» **What is being asked**:
Copy out lines with the word "document" from the material that follows.

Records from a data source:
● ● ●

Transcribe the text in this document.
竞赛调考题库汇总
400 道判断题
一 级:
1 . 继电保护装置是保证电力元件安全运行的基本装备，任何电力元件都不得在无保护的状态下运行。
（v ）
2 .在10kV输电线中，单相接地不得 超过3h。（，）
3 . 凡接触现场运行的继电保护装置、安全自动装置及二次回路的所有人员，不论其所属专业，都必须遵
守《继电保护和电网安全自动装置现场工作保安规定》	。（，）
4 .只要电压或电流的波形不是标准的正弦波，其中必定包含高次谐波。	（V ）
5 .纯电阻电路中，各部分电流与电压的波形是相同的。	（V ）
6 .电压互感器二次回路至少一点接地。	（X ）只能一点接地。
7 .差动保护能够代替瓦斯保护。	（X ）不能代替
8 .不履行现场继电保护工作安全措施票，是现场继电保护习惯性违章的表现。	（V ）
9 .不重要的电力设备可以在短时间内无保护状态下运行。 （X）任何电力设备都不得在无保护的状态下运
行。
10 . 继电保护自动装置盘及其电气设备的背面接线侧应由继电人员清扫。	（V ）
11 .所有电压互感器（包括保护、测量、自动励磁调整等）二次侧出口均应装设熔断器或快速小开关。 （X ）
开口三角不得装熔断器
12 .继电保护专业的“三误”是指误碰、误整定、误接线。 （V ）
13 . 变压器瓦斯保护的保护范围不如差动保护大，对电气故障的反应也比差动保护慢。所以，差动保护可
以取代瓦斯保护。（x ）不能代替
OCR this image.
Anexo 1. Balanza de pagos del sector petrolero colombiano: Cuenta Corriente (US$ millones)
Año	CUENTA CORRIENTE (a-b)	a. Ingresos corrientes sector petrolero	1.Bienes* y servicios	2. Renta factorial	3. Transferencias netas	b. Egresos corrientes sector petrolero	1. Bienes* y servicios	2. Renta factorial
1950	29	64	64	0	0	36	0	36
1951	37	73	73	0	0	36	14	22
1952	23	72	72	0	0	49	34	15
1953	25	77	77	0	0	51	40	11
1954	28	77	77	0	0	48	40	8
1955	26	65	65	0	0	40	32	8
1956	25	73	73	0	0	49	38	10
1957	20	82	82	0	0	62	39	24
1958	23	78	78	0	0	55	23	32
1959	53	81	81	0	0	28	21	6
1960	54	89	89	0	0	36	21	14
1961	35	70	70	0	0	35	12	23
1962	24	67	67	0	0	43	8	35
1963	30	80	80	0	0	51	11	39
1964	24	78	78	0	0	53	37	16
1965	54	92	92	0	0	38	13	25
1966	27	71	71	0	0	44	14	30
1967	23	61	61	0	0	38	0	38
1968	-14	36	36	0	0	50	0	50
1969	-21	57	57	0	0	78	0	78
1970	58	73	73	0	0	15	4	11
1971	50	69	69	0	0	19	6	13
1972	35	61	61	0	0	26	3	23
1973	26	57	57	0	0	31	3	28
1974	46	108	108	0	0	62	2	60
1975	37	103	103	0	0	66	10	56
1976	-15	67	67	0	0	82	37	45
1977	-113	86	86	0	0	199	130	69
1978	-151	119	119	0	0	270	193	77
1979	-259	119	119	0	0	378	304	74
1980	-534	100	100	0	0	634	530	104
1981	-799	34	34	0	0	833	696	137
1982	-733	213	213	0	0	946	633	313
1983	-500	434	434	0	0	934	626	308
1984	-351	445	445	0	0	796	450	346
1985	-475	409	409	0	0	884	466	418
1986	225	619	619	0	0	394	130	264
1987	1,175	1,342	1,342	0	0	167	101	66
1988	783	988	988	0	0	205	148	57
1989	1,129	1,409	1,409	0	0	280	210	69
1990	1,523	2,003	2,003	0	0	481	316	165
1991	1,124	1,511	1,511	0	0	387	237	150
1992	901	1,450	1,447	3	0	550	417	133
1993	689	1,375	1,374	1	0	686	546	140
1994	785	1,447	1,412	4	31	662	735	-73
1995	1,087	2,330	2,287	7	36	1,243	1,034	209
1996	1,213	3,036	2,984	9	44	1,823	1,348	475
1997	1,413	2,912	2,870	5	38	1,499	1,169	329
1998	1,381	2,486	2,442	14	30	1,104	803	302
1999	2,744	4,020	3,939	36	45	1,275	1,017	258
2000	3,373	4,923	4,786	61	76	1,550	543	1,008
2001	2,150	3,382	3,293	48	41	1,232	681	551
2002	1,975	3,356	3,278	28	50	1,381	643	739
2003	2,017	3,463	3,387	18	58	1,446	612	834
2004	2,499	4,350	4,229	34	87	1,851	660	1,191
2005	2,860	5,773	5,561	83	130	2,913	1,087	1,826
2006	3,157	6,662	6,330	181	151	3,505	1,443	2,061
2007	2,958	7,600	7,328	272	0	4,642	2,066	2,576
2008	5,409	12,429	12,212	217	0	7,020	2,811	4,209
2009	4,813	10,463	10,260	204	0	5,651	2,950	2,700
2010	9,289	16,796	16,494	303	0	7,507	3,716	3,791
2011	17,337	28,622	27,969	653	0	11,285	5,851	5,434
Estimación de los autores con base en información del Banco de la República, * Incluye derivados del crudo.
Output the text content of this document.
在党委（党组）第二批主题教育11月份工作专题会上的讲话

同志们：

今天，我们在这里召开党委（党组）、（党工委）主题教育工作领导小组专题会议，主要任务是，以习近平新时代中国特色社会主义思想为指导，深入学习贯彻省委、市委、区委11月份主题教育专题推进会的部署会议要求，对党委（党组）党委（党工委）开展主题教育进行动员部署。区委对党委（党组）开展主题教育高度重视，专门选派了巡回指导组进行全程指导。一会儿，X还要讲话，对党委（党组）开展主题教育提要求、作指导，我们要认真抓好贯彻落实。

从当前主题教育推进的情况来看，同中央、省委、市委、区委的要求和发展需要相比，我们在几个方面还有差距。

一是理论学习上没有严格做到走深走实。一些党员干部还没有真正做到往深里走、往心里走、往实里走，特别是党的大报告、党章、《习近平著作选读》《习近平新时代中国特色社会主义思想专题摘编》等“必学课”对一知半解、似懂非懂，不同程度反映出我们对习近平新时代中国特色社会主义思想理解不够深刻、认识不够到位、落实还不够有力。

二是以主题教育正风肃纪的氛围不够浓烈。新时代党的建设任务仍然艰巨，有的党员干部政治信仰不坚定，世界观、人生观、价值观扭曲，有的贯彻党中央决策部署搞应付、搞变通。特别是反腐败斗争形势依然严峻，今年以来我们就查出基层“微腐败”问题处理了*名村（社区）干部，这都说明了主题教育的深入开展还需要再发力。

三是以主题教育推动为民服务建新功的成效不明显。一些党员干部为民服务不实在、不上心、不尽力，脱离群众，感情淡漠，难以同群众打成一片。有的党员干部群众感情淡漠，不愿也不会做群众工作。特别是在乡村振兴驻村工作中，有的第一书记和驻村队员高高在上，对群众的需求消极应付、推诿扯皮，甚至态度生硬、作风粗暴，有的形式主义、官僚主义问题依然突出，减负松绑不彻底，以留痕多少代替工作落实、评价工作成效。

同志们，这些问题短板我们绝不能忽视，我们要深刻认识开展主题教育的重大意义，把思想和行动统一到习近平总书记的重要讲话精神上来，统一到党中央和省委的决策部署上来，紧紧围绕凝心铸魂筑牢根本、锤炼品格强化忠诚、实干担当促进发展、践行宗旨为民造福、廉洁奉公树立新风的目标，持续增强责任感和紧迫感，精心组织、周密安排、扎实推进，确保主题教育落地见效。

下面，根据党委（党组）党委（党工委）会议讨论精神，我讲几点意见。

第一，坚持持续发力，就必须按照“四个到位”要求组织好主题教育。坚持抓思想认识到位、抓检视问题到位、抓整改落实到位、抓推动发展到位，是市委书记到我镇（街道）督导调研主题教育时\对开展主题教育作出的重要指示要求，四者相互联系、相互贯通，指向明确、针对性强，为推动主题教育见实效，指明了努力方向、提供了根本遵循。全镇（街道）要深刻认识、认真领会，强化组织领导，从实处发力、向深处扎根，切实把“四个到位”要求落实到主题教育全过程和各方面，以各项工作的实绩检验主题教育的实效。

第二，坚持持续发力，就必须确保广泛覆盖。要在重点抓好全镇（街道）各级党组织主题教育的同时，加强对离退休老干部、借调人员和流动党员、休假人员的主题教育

● ● ●

» **Final result**:
Transcribe the text in this document.
Output the text content of this document.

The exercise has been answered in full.